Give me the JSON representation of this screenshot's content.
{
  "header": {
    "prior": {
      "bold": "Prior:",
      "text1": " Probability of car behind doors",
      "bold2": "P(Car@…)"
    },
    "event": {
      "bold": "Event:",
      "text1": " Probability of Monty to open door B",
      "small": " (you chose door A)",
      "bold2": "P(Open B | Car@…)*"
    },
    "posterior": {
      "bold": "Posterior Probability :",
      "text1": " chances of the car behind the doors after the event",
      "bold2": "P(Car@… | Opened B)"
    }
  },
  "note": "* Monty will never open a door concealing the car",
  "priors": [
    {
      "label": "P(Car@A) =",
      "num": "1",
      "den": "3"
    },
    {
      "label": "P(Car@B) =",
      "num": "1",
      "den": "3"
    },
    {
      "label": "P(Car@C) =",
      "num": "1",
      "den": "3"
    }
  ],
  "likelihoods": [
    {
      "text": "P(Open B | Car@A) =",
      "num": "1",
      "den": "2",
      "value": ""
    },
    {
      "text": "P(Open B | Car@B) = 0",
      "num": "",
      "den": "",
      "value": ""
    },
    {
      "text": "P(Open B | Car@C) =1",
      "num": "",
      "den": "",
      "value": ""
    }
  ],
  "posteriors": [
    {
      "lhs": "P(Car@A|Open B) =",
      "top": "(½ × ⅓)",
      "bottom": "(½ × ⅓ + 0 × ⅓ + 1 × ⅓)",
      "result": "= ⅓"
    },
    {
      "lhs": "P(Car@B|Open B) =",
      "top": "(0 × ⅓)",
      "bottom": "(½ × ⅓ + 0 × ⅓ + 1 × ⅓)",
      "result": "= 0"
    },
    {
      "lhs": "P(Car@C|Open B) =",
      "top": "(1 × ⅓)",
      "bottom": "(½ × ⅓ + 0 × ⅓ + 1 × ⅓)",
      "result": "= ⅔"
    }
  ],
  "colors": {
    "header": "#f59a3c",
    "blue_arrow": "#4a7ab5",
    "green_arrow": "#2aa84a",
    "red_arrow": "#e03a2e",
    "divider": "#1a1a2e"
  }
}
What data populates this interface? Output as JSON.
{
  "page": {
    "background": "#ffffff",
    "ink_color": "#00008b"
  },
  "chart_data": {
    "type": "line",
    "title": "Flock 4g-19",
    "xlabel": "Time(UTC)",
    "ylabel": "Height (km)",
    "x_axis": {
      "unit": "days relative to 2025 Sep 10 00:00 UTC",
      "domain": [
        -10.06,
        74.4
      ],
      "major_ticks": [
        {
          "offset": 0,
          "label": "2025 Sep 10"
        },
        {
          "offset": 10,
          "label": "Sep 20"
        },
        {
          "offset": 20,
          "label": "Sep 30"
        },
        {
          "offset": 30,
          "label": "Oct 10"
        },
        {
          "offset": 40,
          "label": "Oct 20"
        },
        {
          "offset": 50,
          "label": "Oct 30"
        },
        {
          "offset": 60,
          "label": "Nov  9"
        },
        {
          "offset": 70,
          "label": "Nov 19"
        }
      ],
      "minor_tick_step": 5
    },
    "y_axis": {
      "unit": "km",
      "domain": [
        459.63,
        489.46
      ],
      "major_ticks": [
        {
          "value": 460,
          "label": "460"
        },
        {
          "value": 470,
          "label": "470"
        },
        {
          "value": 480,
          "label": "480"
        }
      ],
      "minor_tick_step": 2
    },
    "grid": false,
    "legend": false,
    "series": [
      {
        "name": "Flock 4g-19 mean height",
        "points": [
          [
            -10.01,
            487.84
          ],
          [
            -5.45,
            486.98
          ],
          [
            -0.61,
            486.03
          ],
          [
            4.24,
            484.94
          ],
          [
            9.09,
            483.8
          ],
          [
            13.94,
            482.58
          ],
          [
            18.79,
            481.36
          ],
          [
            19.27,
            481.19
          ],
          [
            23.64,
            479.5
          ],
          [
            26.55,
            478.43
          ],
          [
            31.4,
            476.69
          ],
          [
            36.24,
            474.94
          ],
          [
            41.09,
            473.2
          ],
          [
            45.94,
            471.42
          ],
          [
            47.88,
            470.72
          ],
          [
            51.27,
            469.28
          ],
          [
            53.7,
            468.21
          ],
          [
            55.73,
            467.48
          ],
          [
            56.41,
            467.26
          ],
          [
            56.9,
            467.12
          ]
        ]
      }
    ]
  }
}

> **EXERCISE INSTRUCTIONS**
Repeat every entry exactly as written above.

> **WRITTEN SOLUTION**
Give me the JSON representation of this screenshot's content.
{
  "header": {
    "prior": {
      "bold": "Prior:",
      "text1": " Probability of car behind doors",
      "bold2": "P(Car@…)"
    },
    "event": {
      "bold": "Event:",
      "text1": " Probability of Monty to open door B",
      "small": " (you chose door A)",
      "bold2": "P(Open B | Car@…)*"
    },
    "posterior": {
      "bold": "Posterior Probability :",
      "text1": " chances of the car behind the doors after the event",
      "bold2": "P(Car@… | Opened B)"
    }
  },
  "note": "* Monty will never open a door concealing the car",
  "priors": [
    {
      "label": "P(Car@A) =",
      "num": "1",
      "den": "3"
    },
    {
      "label": "P(Car@B) =",
      "num": "1",
      "den": "3"
    },
    {
      "label": "P(Car@C) =",
      "num": "1",
      "den": "3"
    }
  ],
  "likelihoods": [
    {
      "text": "P(Open B | Car@A) =",
      "num": "1",
      "den": "2",
      "value": ""
    },
    {
      "text": "P(Open B | Car@B) = 0",
      "num": "",
      "den": "",
      "value": ""
    },
    {
      "text": "P(Open B | Car@C) =1",
      "num": "",
      "den": "",
      "value": ""
    }
  ],
  "posteriors": [
    {
      "lhs": "P(Car@A|Open B) =",
      "top": "(½ × ⅓)",
      "bottom": "(½ × ⅓ + 0 × ⅓ + 1 × ⅓)",
      "result": "= ⅓"
    },
    {
      "lhs": "P(Car@B|Open B) =",
      "top": "(0 × ⅓)",
      "bottom": "(½ × ⅓ + 0 × ⅓ + 1 × ⅓)",
      "result": "= 0"
    },
    {
      "lhs": "P(Car@C|Open B) =",
      "top": "(1 × ⅓)",
      "bottom": "(½ × ⅓ + 0 × ⅓ + 1 × ⅓)",
      "result": "= ⅔"
    }
  ],
  "colors": {
    "header": "#f59a3c",
    "blue_arrow": "#4a7ab5",
    "green_arrow": "#2aa84a",
    "red_arrow": "#e03a2e",
    "divider": "#1a1a2e"
  }
}
What data populates this interface? Output as JSON.
{
  "page": {
    "background": "#ffffff",
    "ink_color": "#00008b"
  },
  "chart_data": {
    "type": "line",
    "title": "Flock 4g-19",
    "xlabel": "Time(UTC)",
    "ylabel": "Height (km)",
    "x_axis": {
      "unit": "days relative to 2025 Sep 10 00:00 UTC",
      "domain": [
        -10.06,
        74.4
      ],
      "major_ticks": [
        {
          "offset": 0,
          "label": "2025 Sep 10"
        },
        {
          "offset": 10,
          "label": "Sep 20"
        },
        {
          "offset": 20,
          "label": "Sep 30"
        },
        {
          "offset": 30,
          "label": "Oct 10"
        },
        {
          "offset": 40,
          "label": "Oct 20"
        },
        {
          "offset": 50,
          "label": "Oct 30"
        },
        {
          "offset": 60,
          "label": "Nov  9"
        },
        {
          "offset": 70,
          "label": "Nov 19"
        }
      ],
      "minor_tick_step": 5
    },
    "y_axis": {
      "unit": "km",
      "domain": [
        459.63,
        489.46
      ],
      "major_ticks": [
        {
          "value": 460,
          "label": "460"
        },
        {
          "value": 470,
          "label": "470"
        },
        {
          "value": 480,
          "label": "480"
        }
      ],
      "minor_tick_step": 2
    },
    "grid": false,
    "legend": false,
    "series": [
      {
        "name": "Flock 4g-19 mean height",
        "points": [
          [
            -10.01,
            487.84
          ],
          [
            -5.45,
            486.98
          ],
          [
            -0.61,
            486.03
          ],
          [
            4.24,
            484.94
          ],
          [
            9.09,
            483.8
          ],
          [
            13.94,
            482.58
          ],
          [
            18.79,
            481.36
          ],
          [
            19.27,
            481.19
          ],
          [
            23.64,
            479.5
          ],
          [
            26.55,
            478.43
          ],
          [
            31.4,
            476.69
          ],
          [
            36.24,
            474.94
          ],
          [
            41.09,
            473.2
          ],
          [
            45.94,
            471.42
          ],
          [
            47.88,
            470.72
          ],
          [
            51.27,
            469.28
          ],
          [
            53.7,
            468.21
          ],
          [
            55.73,
            467.48
          ],
          [
            56.41,
            467.26
          ],
          [
            56.9,
            467.12
          ]
        ]
      }
    ]
  }
}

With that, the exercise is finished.